- [Short problem]
State how many lines in the entries below contain "icao". Write nothing but the number.

•••••

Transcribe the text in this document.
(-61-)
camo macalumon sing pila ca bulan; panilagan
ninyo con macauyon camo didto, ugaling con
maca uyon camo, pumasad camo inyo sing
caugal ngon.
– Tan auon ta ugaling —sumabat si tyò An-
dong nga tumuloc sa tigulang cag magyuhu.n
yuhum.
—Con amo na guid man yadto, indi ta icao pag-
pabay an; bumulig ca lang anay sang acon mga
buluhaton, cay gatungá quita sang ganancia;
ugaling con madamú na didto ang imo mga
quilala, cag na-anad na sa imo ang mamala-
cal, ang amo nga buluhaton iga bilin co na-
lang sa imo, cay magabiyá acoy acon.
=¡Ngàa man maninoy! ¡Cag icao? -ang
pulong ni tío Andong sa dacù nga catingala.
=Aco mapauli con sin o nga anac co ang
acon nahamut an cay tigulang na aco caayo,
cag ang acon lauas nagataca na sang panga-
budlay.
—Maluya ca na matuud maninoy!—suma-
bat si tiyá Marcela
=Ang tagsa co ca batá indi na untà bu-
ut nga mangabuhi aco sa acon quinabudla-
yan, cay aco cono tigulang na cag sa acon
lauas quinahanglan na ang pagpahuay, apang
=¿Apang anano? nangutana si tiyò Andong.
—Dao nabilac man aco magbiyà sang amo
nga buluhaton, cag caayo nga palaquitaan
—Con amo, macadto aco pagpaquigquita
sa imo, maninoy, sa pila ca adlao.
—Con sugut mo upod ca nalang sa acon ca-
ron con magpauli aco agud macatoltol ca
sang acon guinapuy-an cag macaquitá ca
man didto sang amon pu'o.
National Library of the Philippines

•••••

- [Solution]
2